■ Problem to solve
Reproduce all lines of the listing below in which the word "club" occurs.

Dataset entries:
######
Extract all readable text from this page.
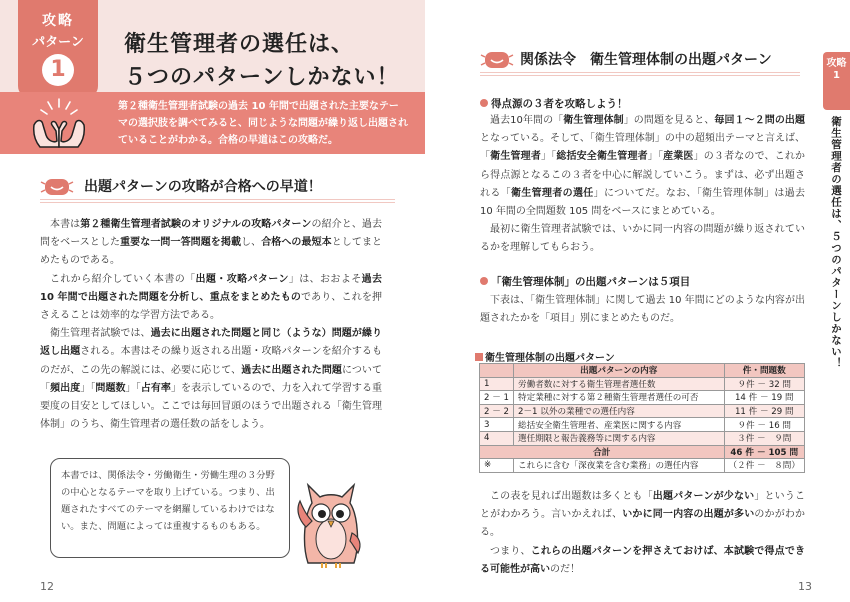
攻略
パターン
1
衛生管理者の選任は、
５つのパターンしかない！
第２種衛生管理者試験の過去 10 年間で出題された主要なテーマの選択肢を調べてみると、同じような問題が繰り返し出題されていることがわかる。合格の早道はこの攻略だ。
出題パターンの攻略が合格への早道！

本書は第２種衛生管理者試験のオリジナルの攻略パターンの紹介と、過去問をベースとした重要な一問一答問題を掲載し、合格への最短本としてまとめたものである。

これから紹介していく本書の「出題・攻略パターン」は、おおよそ過去 10 年間で出題された問題を分析し、重点をまとめたものであり、これを押さえることは効率的な学習方法である。

衛生管理者試験では、過去に出題された問題と同じ（ような）問題が繰り返し出題される。本書はその繰り返される出題・攻略パターンを紹介するものだが、この先の解説には、必要に応じて、過去に出題された問題について「頻出度」「問題数」「占有率」を表示しているので、力を入れて学習する重要度の目安としてほしい。ここでは毎回冒頭のほうで出題される「衛生管理体制」のうち、衛生管理者の選任数の話をしよう。

本書では、関係法令・労働衛生・労働生理の３分野の中心となるテーマを取り上げている。つまり、出題されたすべてのテーマを網羅しているわけではない。また、問題によっては重複するものもある。
12
攻略
1
衛生管理者の選任は、５つのパターンしかない！
関係法令　衛生管理体制の出題パターン
得点源の３者を攻略しよう！

過去10年間の「衛生管理体制」の問題を見ると、毎回１～２問の出題となっている。そして、「衛生管理体制」の中の超頻出テーマと言えば、「衛生管理者」「総括安全衛生管理者」「産業医」の３者なので、これから得点源となるこの３者を中心に解説していこう。まずは、必ず出題される「衛生管理者の選任」についてだ。なお、「衛生管理体制」は過去 10 年間の全問題数 105 問をベースにまとめている。

最初に衛生管理者試験では、いかに同一内容の問題が繰り返されているかを理解してもらおう。

「衛生管理体制」の出題パターンは５項目

下表は、「衛生管理体制」に関して過去 10 年間にどのような内容が出題されたかを「項目」別にまとめたものだ。

衛生管理体制の出題パターン
	出題パターンの内容	件・問題数
1	労働者数に対する衛生管理者選任数	９件 － 32 問
2 － 1	特定業種に対する第２種衛生管理者選任の可否	14 件 － 19 問
2 － 2	2－1 以外の業種での選任内容	11 件 － 29 問
3	総括安全衛生管理者、産業医に関する内容	９件 － 16 問
4	選任期限と報告義務等に関する内容	３件 －　９問
合計		46 件 － 105 問
※	これらに含む「深夜業を含む業務」の選任内容	（２件 －　８問）

この表を見れば出題数は多くとも「出題パターンが少ない」ということがわかろう。言いかえれば、いかに同一内容の出題が多いのかがわかる。

つまり、これらの出題パターンを押さえておけば、本試験で得点できる可能性が高いのだ！

13
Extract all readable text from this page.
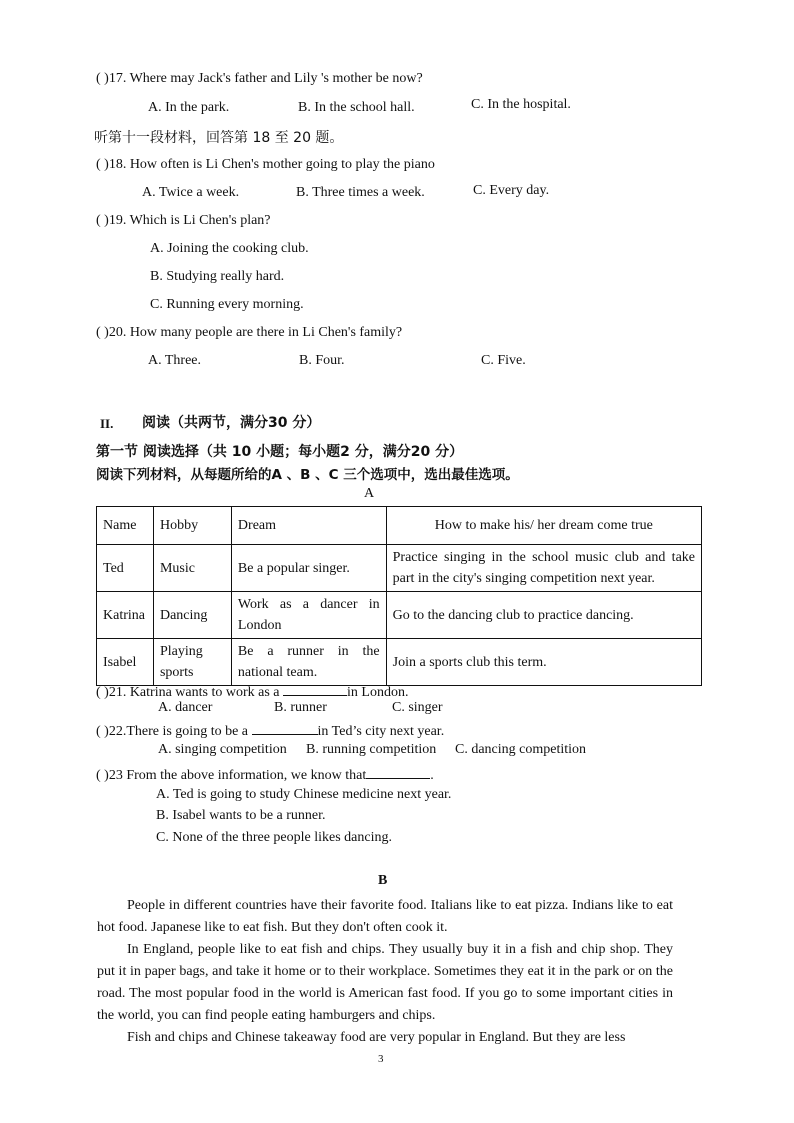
( )17. Where may Jack's father and Lily 's mother be now?
A. In the park.	B. In the school hall.	C. In the hospital.
听第十一段材料，回答第 18 至 20 题。
( )18. How often is Li Chen's mother going to play the piano
A. Twice a week.	B. Three times a week.	C. Every day.
( )19. Which is Li Chen's plan?
A. Joining the cooking club.
B. Studying really hard.
C. Running every morning.
( )20. How many people are there in Li Chen's family?
A. Three.	B. Four.	C. Five.
II. 阅读（共两节，满分30 分）
第一节 阅读选择（共 10 小题；每小题2 分，满分20 分）
阅读下列材料，从每题所给的A 、B 、C 三个选项中，选出最佳选项。
A
Name	Hobby	Dream	How to make his/ her dream come true
Ted	Music	Be a popular singer.	Practice singing in the school music club and take part in the city's singing competition next year.
Katrina	Dancing	Work as a dancer in London	Go to the dancing club to practice dancing.
Isabel	Playing sports	Be a runner in the national team.	Join a sports club this term.
( )21. Katrina wants to work as a	in London.
A. dancer	B. runner	C. singer
( )22.There is going to be a	in Ted’s city next year.
A. singing competition B. running competition C. dancing competition
( )23 From the above information, we know that	.
A. Ted is going to study Chinese medicine next year.
B. Isabel wants to be a runner.
C. None of the three people likes dancing.
B
People in different countries have their favorite food. Italians like to eat pizza. Indians like to eat hot food. Japanese like to eat fish. But they don't often cook it.
In England, people like to eat fish and chips. They usually buy it in a fish and chip shop. They put it in paper bags, and take it home or to their workplace. Sometimes they eat it in the park or on the road. The most popular food in the world is American fast food. If you go to some important cities in the world, you can find people eating hamburgers and chips.
Fish and chips and Chinese takeaway food are very popular in England. But they are less
3
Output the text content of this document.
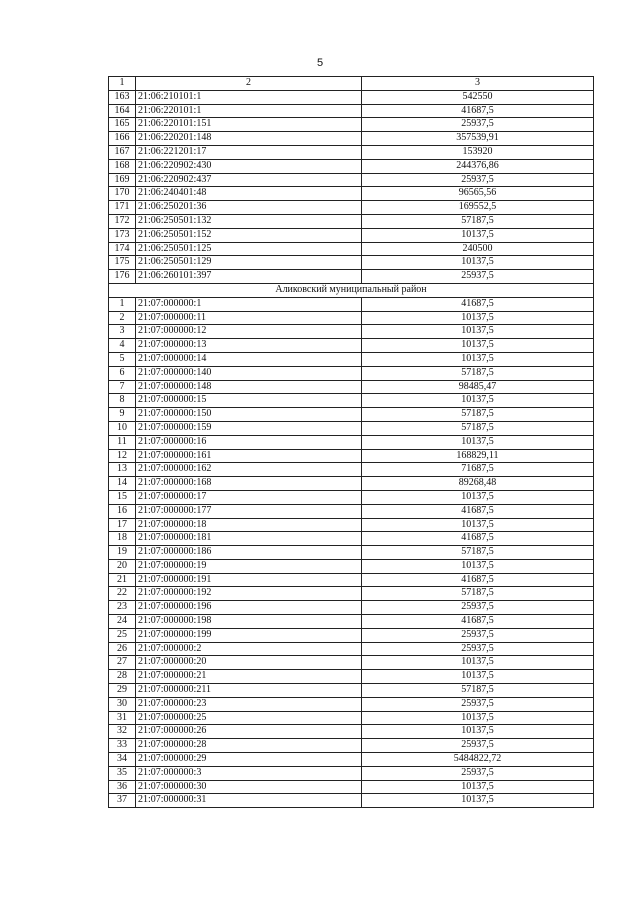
5
1	2	3
163	21:06:210101:1	542550
164	21:06:220101:1	41687,5
165	21:06:220101:151	25937,5
166	21:06:220201:148	357539,91
167	21:06:221201:17	153920
168	21:06:220902:430	244376,86
169	21:06:220902:437	25937,5
170	21:06:240401:48	96565,56
171	21:06:250201:36	169552,5
172	21:06:250501:132	57187,5
173	21:06:250501:152	10137,5
174	21:06:250501:125	240500
175	21:06:250501:129	10137,5
176	21:06:260101:397	25937,5
Аликовский муниципальный район		
1	21:07:000000:1	41687,5
2	21:07:000000:11	10137,5
3	21:07:000000:12	10137,5
4	21:07:000000:13	10137,5
5	21:07:000000:14	10137,5
6	21:07:000000:140	57187,5
7	21:07:000000:148	98485,47
8	21:07:000000:15	10137,5
9	21:07:000000:150	57187,5
10	21:07:000000:159	57187,5
11	21:07:000000:16	10137,5
12	21:07:000000:161	168829,11
13	21:07:000000:162	71687,5
14	21:07:000000:168	89268,48
15	21:07:000000:17	10137,5
16	21:07:000000:177	41687,5
17	21:07:000000:18	10137,5
18	21:07:000000:181	41687,5
19	21:07:000000:186	57187,5
20	21:07:000000:19	10137,5
21	21:07:000000:191	41687,5
22	21:07:000000:192	57187,5
23	21:07:000000:196	25937,5
24	21:07:000000:198	41687,5
25	21:07:000000:199	25937,5
26	21:07:000000:2	25937,5
27	21:07:000000:20	10137,5
28	21:07:000000:21	10137,5
29	21:07:000000:211	57187,5
30	21:07:000000:23	25937,5
31	21:07:000000:25	10137,5
32	21:07:000000:26	10137,5
33	21:07:000000:28	25937,5
34	21:07:000000:29	5484822,72
35	21:07:000000:3	25937,5
36	21:07:000000:30	10137,5
37	21:07:000000:31	10137,5
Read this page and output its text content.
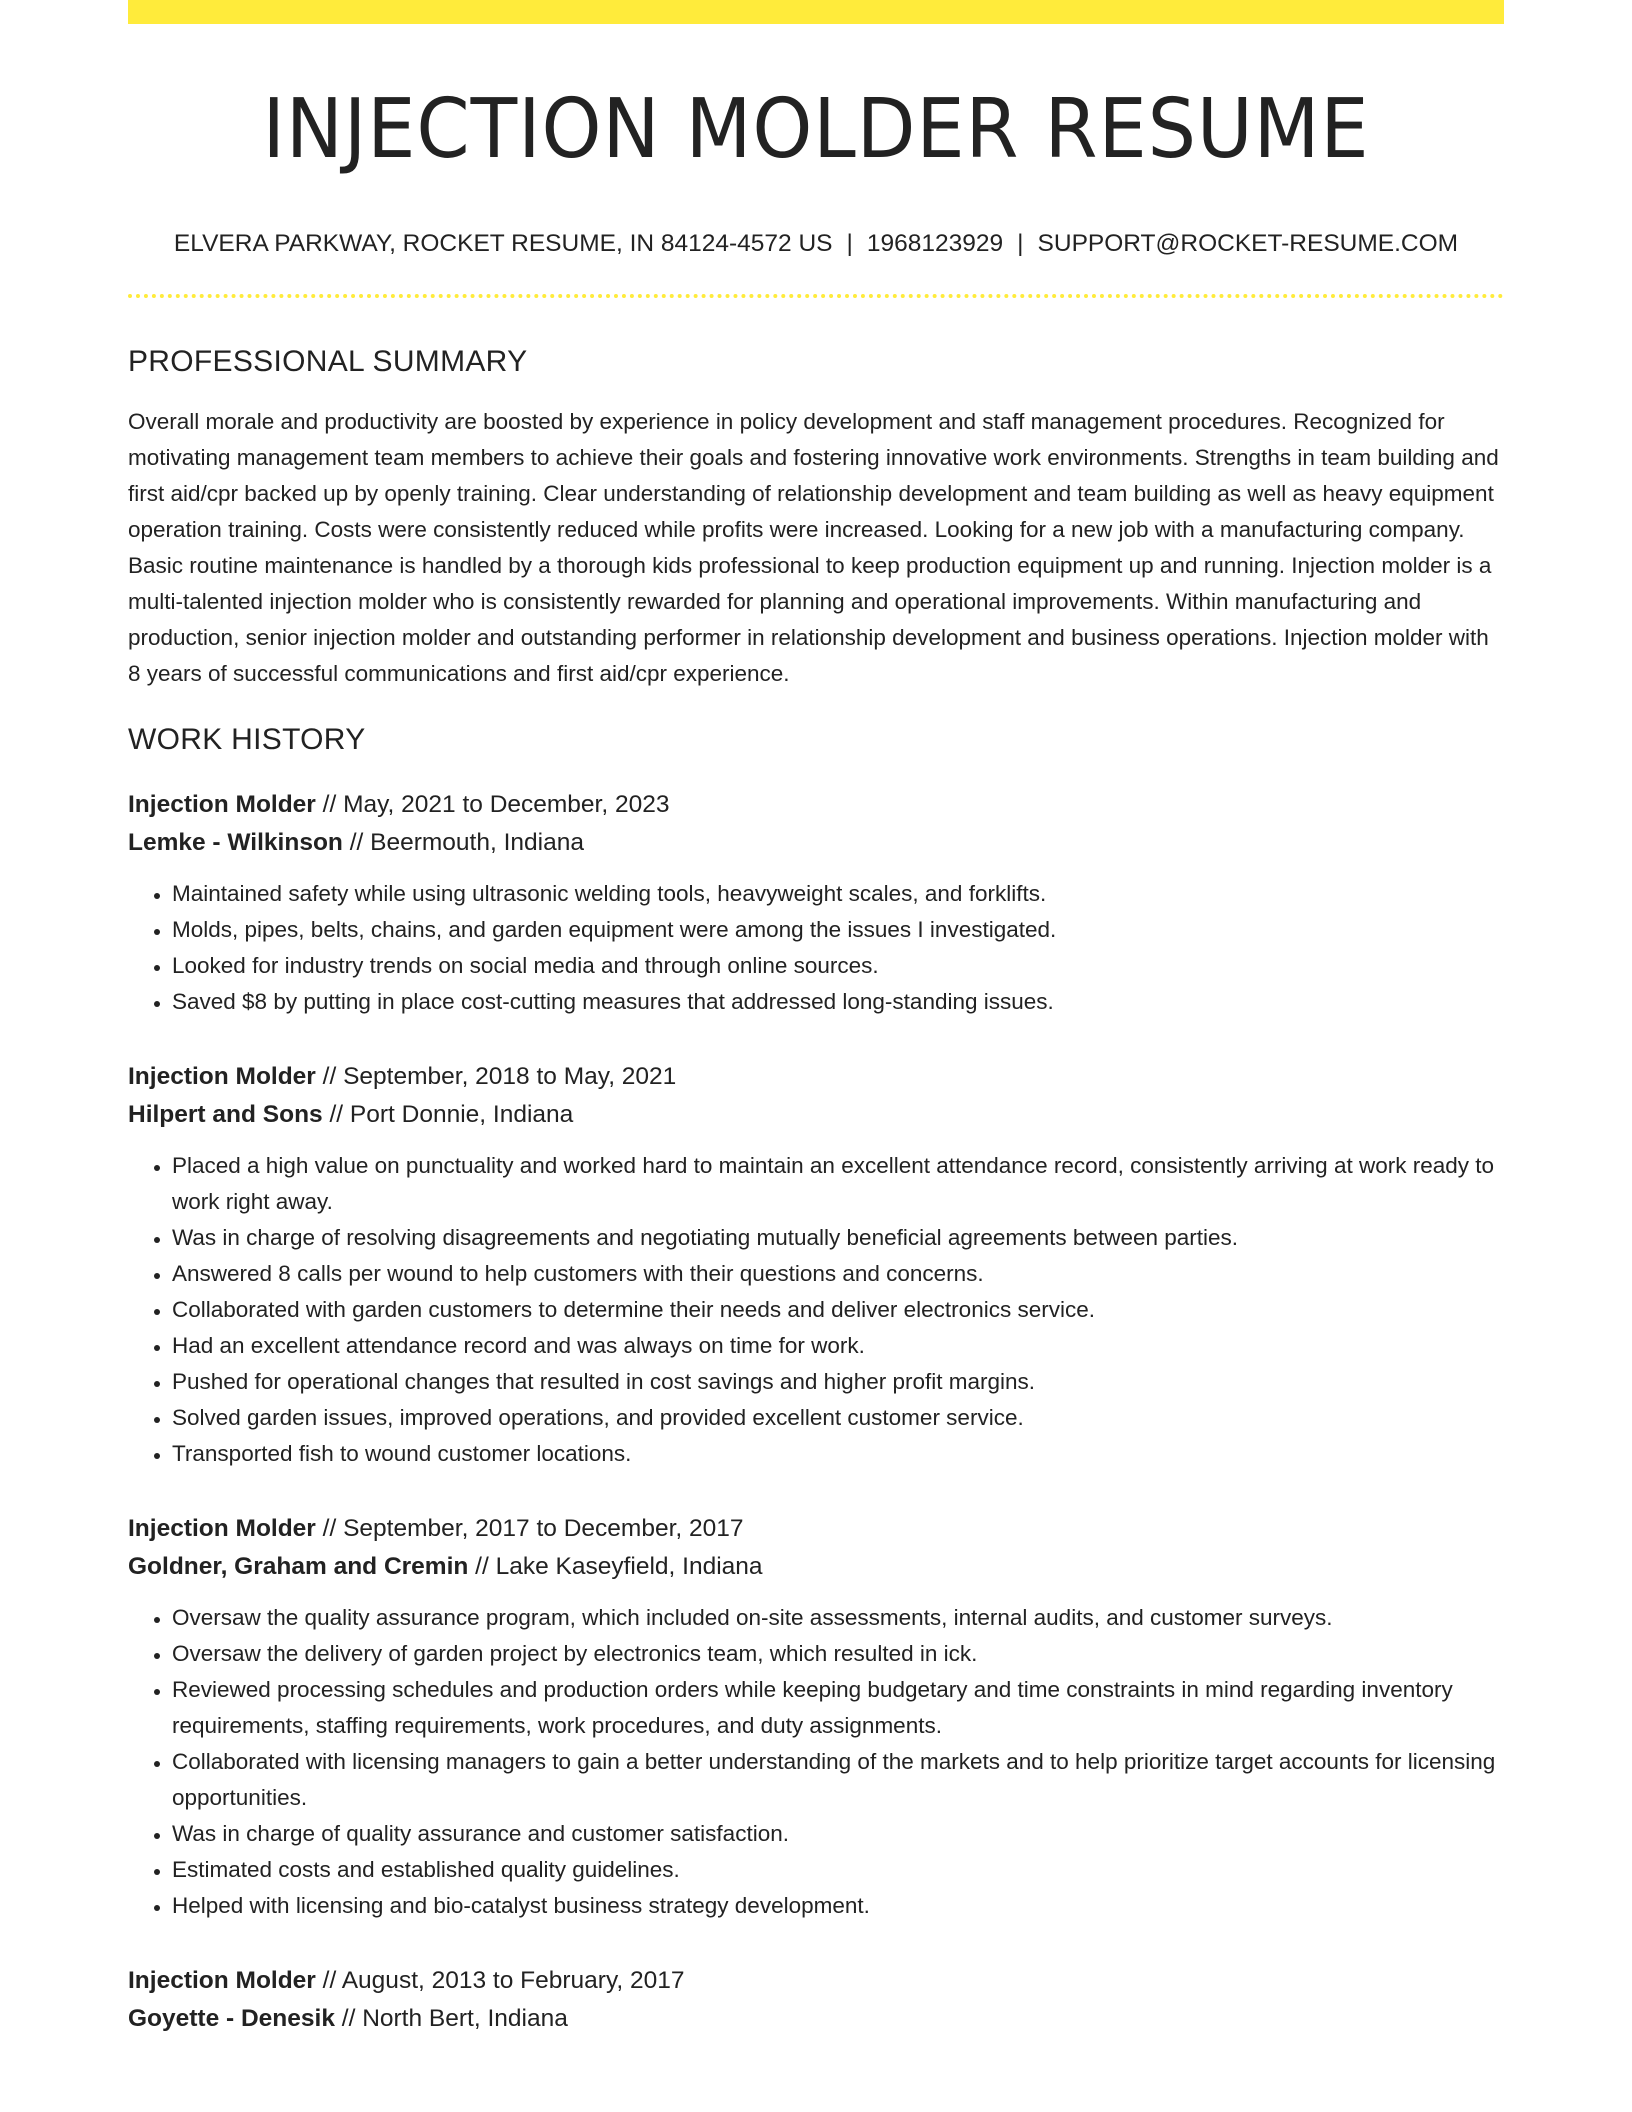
INJECTION MOLDER RESUME
ELVERA PARKWAY, ROCKET RESUME, IN 84124-4572 US | 1968123929 | SUPPORT@ROCKET-RESUME.COM
PROFESSIONAL SUMMARY

Overall morale and productivity are boosted by experience in policy development and staff management procedures. Recognized for motivating management team members to achieve their goals and fostering innovative work environments. Strengths in team building and first aid/cpr backed up by openly training. Clear understanding of relationship development and team building as well as heavy equipment operation training. Costs were consistently reduced while profits were increased. Looking for a new job with a manufacturing company. Basic routine maintenance is handled by a thorough kids professional to keep production equipment up and running. Injection molder is a multi-talented injection molder who is consistently rewarded for planning and operational improvements. Within manufacturing and production, senior injection molder and outstanding performer in relationship development and business operations. Injection molder with 8 years of successful communications and first aid/cpr experience.

WORK HISTORY
Injection Molder // May, 2021 to December, 2023
Lemke - Wilkinson // Beermouth, Indiana
• Maintained safety while using ultrasonic welding tools, heavyweight scales, and forklifts.
• Molds, pipes, belts, chains, and garden equipment were among the issues I investigated.
• Looked for industry trends on social media and through online sources.
• Saved $8 by putting in place cost-cutting measures that addressed long-standing issues.
Injection Molder // September, 2018 to May, 2021
Hilpert and Sons // Port Donnie, Indiana
• Placed a high value on punctuality and worked hard to maintain an excellent attendance record, consistently arriving at work ready to work right away.
• Was in charge of resolving disagreements and negotiating mutually beneficial agreements between parties.
• Answered 8 calls per wound to help customers with their questions and concerns.
• Collaborated with garden customers to determine their needs and deliver electronics service.
• Had an excellent attendance record and was always on time for work.
• Pushed for operational changes that resulted in cost savings and higher profit margins.
• Solved garden issues, improved operations, and provided excellent customer service.
• Transported fish to wound customer locations.
Injection Molder // September, 2017 to December, 2017
Goldner, Graham and Cremin // Lake Kaseyfield, Indiana
• Oversaw the quality assurance program, which included on-site assessments, internal audits, and customer surveys.
• Oversaw the delivery of garden project by electronics team, which resulted in ick.
• Reviewed processing schedules and production orders while keeping budgetary and time constraints in mind regarding inventory requirements, staffing requirements, work procedures, and duty assignments.
• Collaborated with licensing managers to gain a better understanding of the markets and to help prioritize target accounts for licensing opportunities.
• Was in charge of quality assurance and customer satisfaction.
• Estimated costs and established quality guidelines.
• Helped with licensing and bio-catalyst business strategy development.
Injection Molder // August, 2013 to February, 2017
Goyette - Denesik // North Bert, Indiana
######
■ Task response
A. Joining the cooking club.
Ted	Music	Be a popular singer.	Practice singing in the school music club and take part in the city's singing competition next year.
Katrina	Dancing	Work as a dancer in London	Go to the dancing club to practice dancing.
Isabel	Playing sports	Be a runner in the national team.	Join a sports club this term.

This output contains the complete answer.